## [Task details]
Reproduce every entry exactly.
┄┄┄┄┄┄┄┄┄┄
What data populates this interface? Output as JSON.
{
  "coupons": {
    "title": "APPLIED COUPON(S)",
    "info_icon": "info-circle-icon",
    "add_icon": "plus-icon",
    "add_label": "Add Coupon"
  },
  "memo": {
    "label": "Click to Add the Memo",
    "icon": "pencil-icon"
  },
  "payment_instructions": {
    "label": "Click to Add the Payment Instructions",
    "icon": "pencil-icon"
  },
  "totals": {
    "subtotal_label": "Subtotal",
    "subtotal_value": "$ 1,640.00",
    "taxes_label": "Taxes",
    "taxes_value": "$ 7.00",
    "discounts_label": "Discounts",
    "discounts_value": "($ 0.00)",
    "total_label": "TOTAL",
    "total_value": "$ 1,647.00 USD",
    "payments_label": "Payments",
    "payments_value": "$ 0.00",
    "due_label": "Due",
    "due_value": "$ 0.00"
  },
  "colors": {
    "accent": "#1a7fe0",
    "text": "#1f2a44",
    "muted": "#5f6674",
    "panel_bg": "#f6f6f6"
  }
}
┄┄┄┄┄┄┄┄┄┄
## [Solved exercise]
What data populates this interface? Output as JSON.
{
  "coupons": {
    "title": "APPLIED COUPON(S)",
    "info_icon": "info-circle-icon",
    "add_icon": "plus-icon",
    "add_label": "Add Coupon"
  },
  "memo": {
    "label": "Click to Add the Memo",
    "icon": "pencil-icon"
  },
  "payment_instructions": {
    "label": "Click to Add the Payment Instructions",
    "icon": "pencil-icon"
  },
  "totals": {
    "subtotal_label": "Subtotal",
    "subtotal_value": "$ 1,640.00",
    "taxes_label": "Taxes",
    "taxes_value": "$ 7.00",
    "discounts_label": "Discounts",
    "discounts_value": "($ 0.00)",
    "total_label": "TOTAL",
    "total_value": "$ 1,647.00 USD",
    "payments_label": "Payments",
    "payments_value": "$ 0.00",
    "due_label": "Due",
    "due_value": "$ 0.00"
  },
  "colors": {
    "accent": "#1a7fe0",
    "text": "#1f2a44",
    "muted": "#5f6674",
    "panel_bg": "#f6f6f6"
  }
}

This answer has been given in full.